*Records to use*
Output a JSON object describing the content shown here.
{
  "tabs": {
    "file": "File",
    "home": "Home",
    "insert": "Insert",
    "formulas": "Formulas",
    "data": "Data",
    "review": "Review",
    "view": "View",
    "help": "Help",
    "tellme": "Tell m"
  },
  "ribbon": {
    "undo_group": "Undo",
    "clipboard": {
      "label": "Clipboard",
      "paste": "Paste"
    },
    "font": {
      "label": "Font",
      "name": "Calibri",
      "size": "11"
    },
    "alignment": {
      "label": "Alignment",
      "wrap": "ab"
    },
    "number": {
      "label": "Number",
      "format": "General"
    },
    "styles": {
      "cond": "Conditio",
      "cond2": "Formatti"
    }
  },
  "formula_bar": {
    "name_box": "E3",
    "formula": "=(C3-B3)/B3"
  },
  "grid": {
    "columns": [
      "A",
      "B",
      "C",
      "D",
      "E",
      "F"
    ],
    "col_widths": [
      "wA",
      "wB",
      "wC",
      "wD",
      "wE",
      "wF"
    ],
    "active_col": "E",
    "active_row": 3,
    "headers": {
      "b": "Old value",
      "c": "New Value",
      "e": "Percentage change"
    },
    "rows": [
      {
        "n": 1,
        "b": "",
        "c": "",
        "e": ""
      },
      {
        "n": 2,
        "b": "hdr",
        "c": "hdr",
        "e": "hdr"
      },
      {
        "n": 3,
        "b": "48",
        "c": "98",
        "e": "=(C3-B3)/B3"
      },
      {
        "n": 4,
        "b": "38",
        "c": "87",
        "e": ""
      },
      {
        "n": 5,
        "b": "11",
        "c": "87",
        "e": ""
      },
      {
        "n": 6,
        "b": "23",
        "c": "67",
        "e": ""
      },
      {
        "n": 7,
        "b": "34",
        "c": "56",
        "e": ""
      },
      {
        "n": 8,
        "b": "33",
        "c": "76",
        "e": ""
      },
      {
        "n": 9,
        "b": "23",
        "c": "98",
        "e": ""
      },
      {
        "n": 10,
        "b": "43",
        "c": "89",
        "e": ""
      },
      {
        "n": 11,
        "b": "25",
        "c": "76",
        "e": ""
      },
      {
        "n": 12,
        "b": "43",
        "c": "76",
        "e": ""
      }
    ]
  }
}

*Exercise*
Each line that has the word "label" should be copied.

*Right answer*
      "label": "Clipboard",
      "label": "Font",
      "label": "Alignment",
      "label": "Number",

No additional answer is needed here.